▶ **Problem description**: Leave out the pictures and return every entry exactly as it appears.

--- start ---

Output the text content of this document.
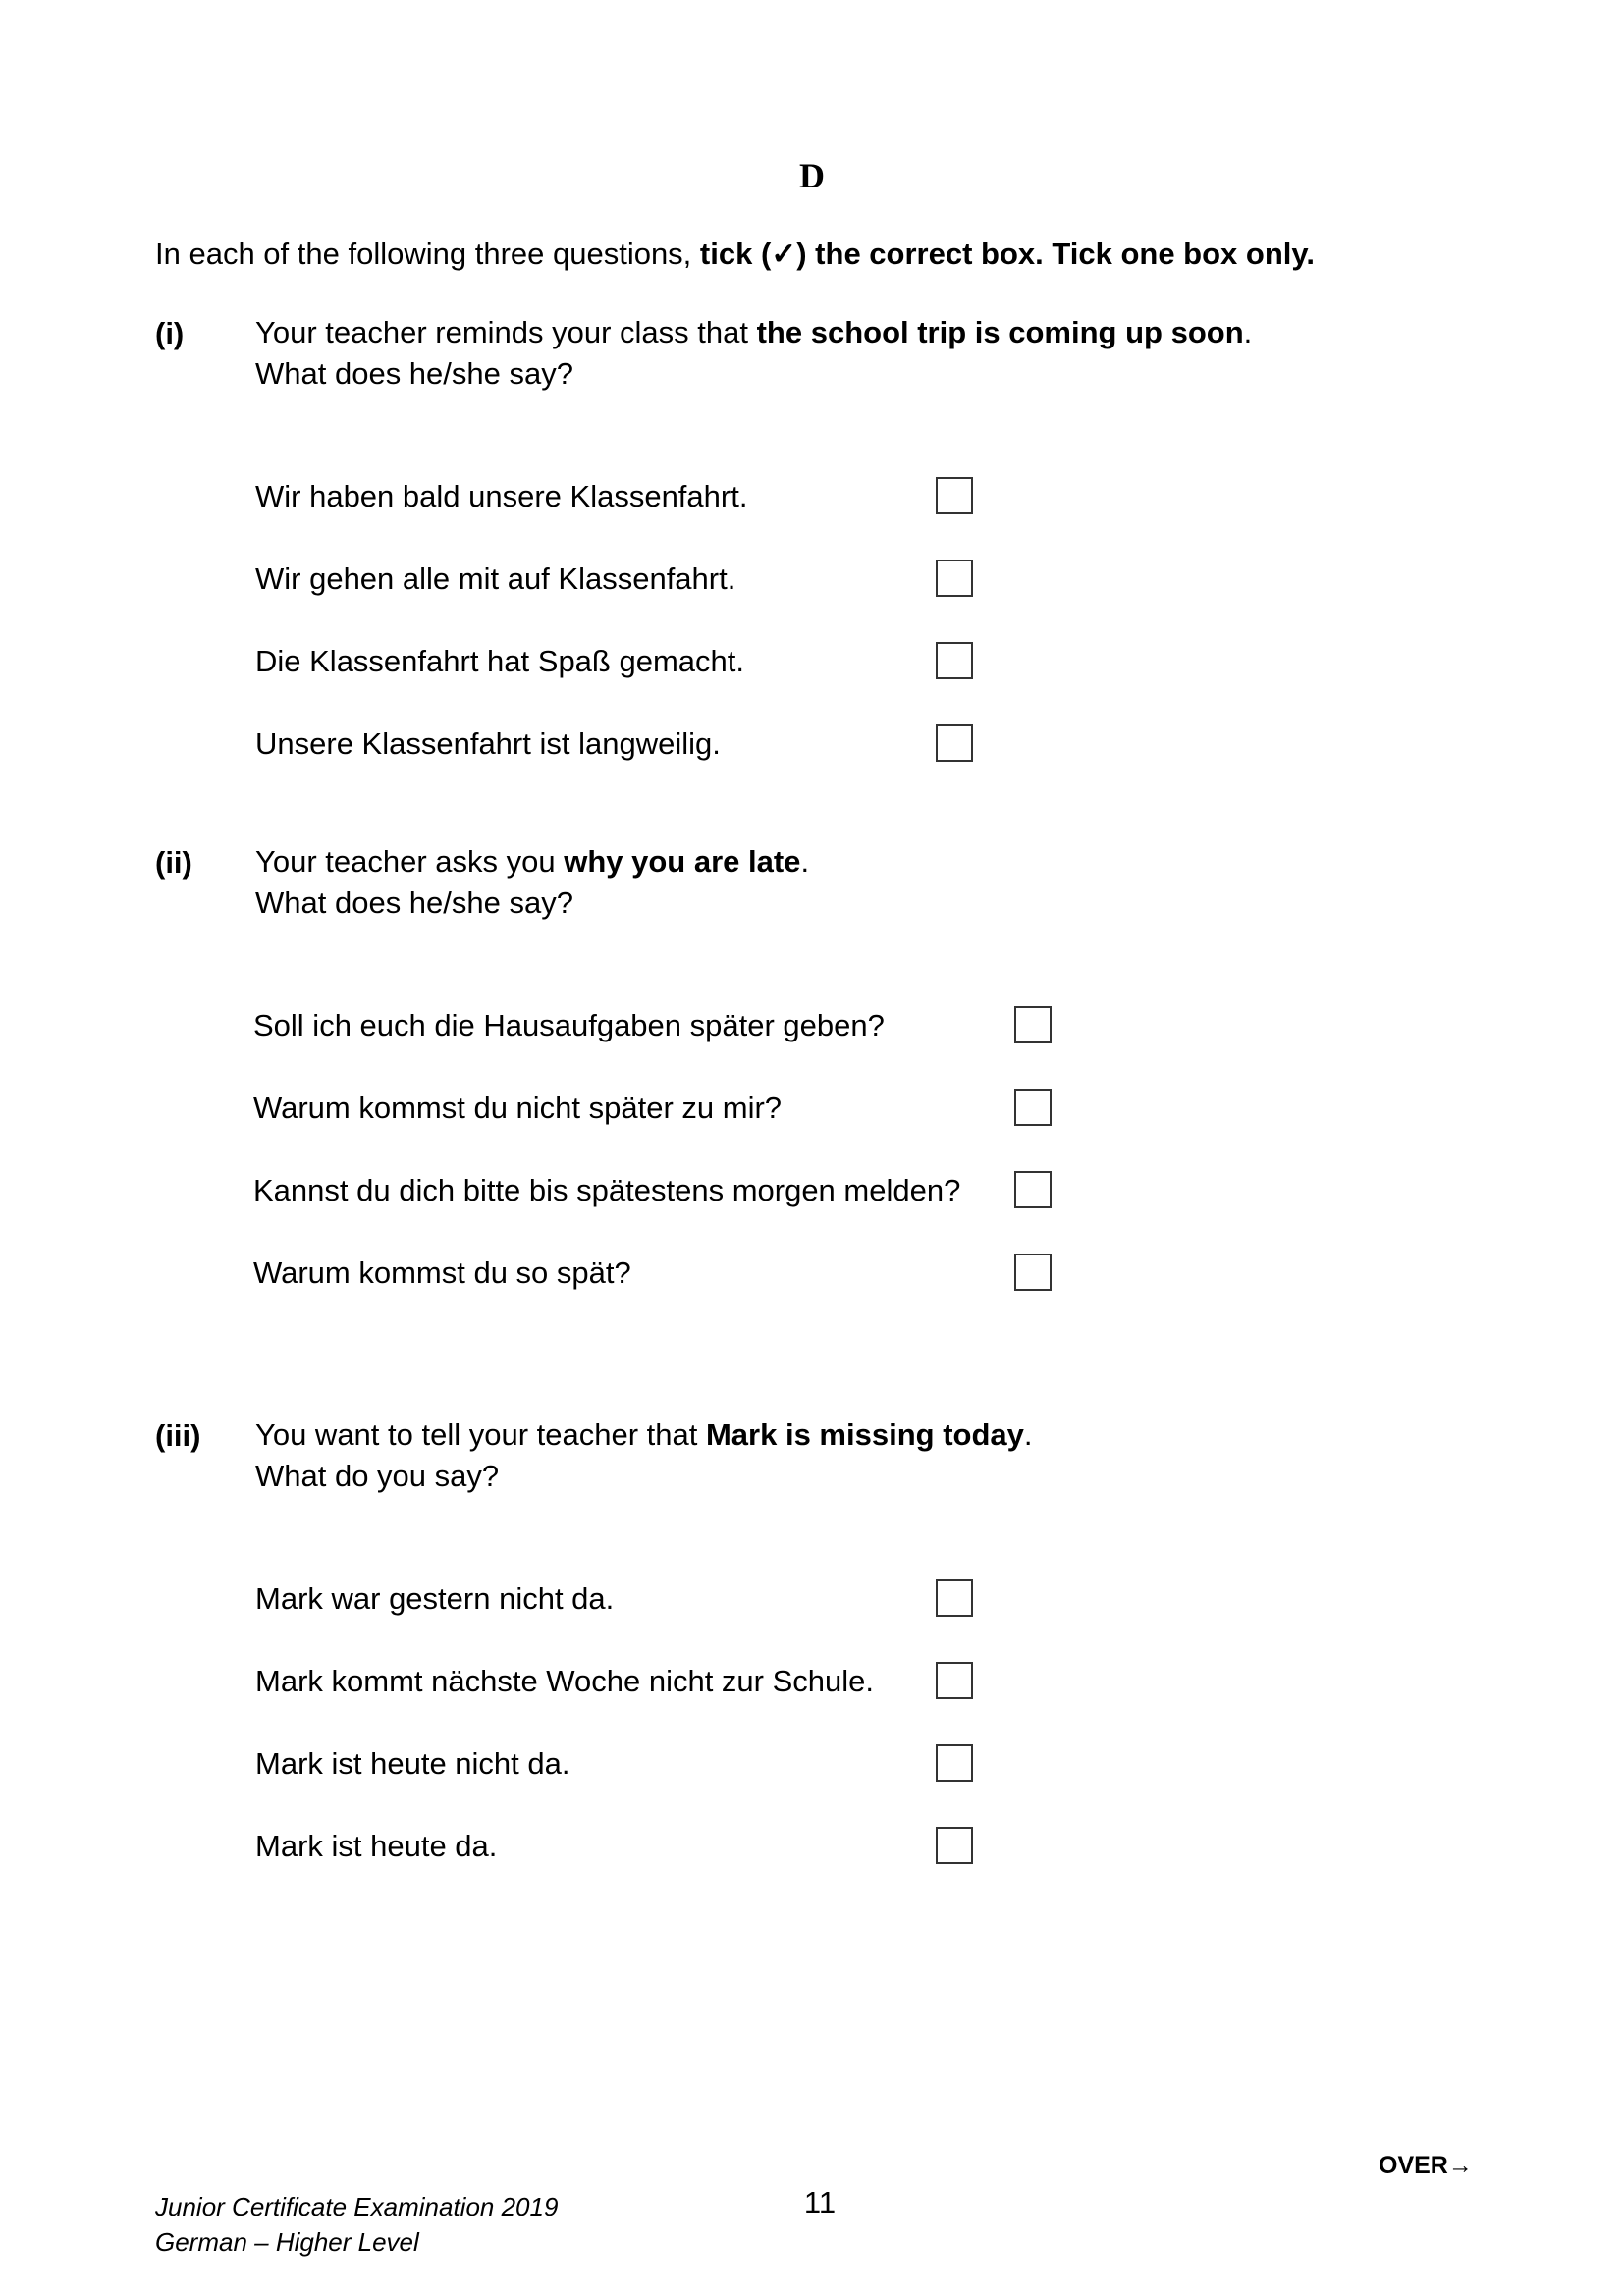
D
In each of the following three questions, tick (✓) the correct box. Tick one box only.
(i) Your teacher reminds your class that the school trip is coming up soon.
What does he/she say?
Wir haben bald unsere Klassenfahrt.
Wir gehen alle mit auf Klassenfahrt.
Die Klassenfahrt hat Spaß gemacht.
Unsere Klassenfahrt ist langweilig.
(ii) Your teacher asks you why you are late.
What does he/she say?
Soll ich euch die Hausaufgaben später geben?
Warum kommst du nicht später zu mir?
Kannst du dich bitte bis spätestens morgen melden?
Warum kommst du so spät?
(iii) You want to tell your teacher that Mark is missing today.
What do you say?
Mark war gestern nicht da.
Mark kommt nächste Woche nicht zur Schule.
Mark ist heute nicht da.
Mark ist heute da.
OVER→
Junior Certificate Examination 2019
German – Higher Level
11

--- end ---

▶ **Task answer**:
Output the text content of this document.
D
In each of the following three questions, tick (✓) the correct box. Tick one box only.
(i) Your teacher reminds your class that the school trip is coming up soon.
What does he/she say?
Wir haben bald unsere Klassenfahrt.
Wir gehen alle mit auf Klassenfahrt.
Die Klassenfahrt hat Spaß gemacht.
Unsere Klassenfahrt ist langweilig.
(ii) Your teacher asks you why you are late.
What does he/she say?
Soll ich euch die Hausaufgaben später geben?
Warum kommst du nicht später zu mir?
Kannst du dich bitte bis spätestens morgen melden?
Warum kommst du so spät?
(iii) You want to tell your teacher that Mark is missing today.
What do you say?
Mark war gestern nicht da.
Mark kommt nächste Woche nicht zur Schule.
Mark ist heute nicht da.
Mark ist heute da.
OVER→
Junior Certificate Examination 2019
German – Higher Level
11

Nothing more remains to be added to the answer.